───── Task material ─────

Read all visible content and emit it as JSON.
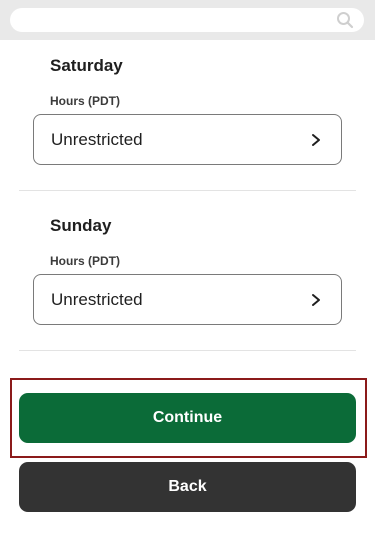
{
  "search": {
    "icon": "search-icon"
  },
  "days": [
    {
      "name": "Saturday",
      "hours_label": "Hours (PDT)",
      "value": "Unrestricted",
      "icon": "chevron-right-icon"
    },
    {
      "name": "Sunday",
      "hours_label": "Hours (PDT)",
      "value": "Unrestricted",
      "icon": "chevron-right-icon"
    }
  ],
  "actions": {
    "continue_label": "Continue",
    "back_label": "Back"
  },
  "colors": {
    "continue": "#0b6b38",
    "back": "#333333",
    "highlight_border": "#8b1a1a"
  }
}
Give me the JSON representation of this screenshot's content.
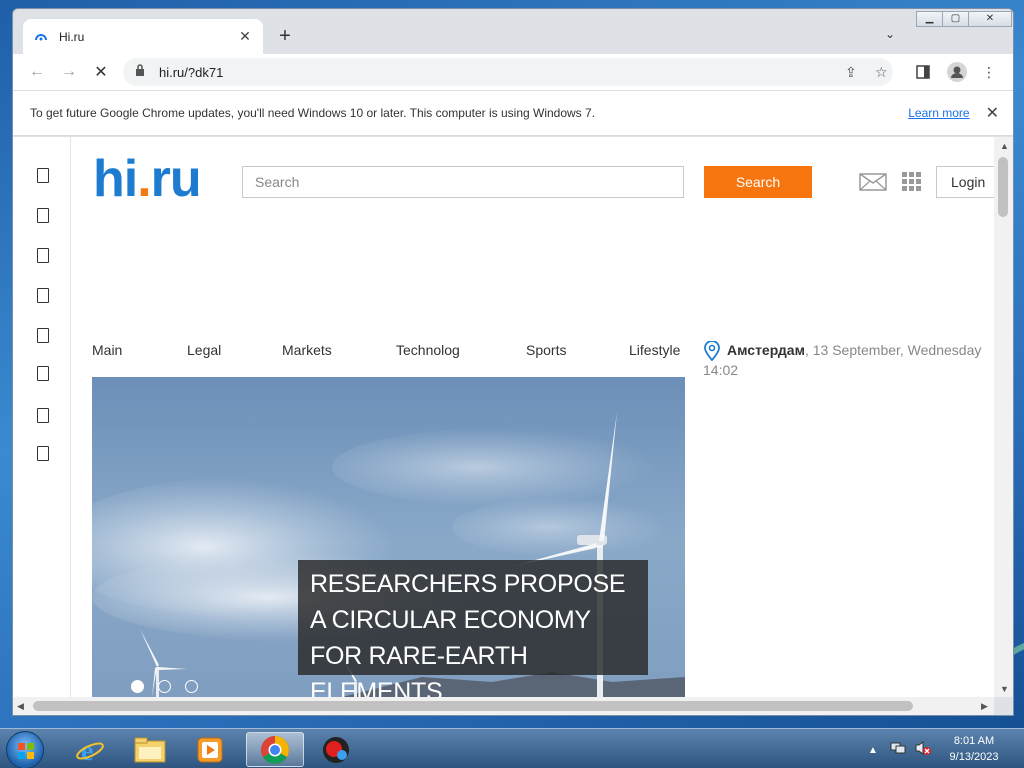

─────

▶ **What is expected**
Go through the entries above and print each one exactly, minus the pictures.

▶ **Result of this task**
Read all visible content and emit it as JSON.
{
  "search": {
    "icon": "search-icon"
  },
  "days": [
    {
      "name": "Saturday",
      "hours_label": "Hours (PDT)",
      "value": "Unrestricted",
      "icon": "chevron-right-icon"
    },
    {
      "name": "Sunday",
      "hours_label": "Hours (PDT)",
      "value": "Unrestricted",
      "icon": "chevron-right-icon"
    }
  ],
  "actions": {
    "continue_label": "Continue",
    "back_label": "Back"
  },
  "colors": {
    "continue": "#0b6b38",
    "back": "#333333",
    "highlight_border": "#8b1a1a"
  }
}
Give me the JSON representation of this screenshot's content.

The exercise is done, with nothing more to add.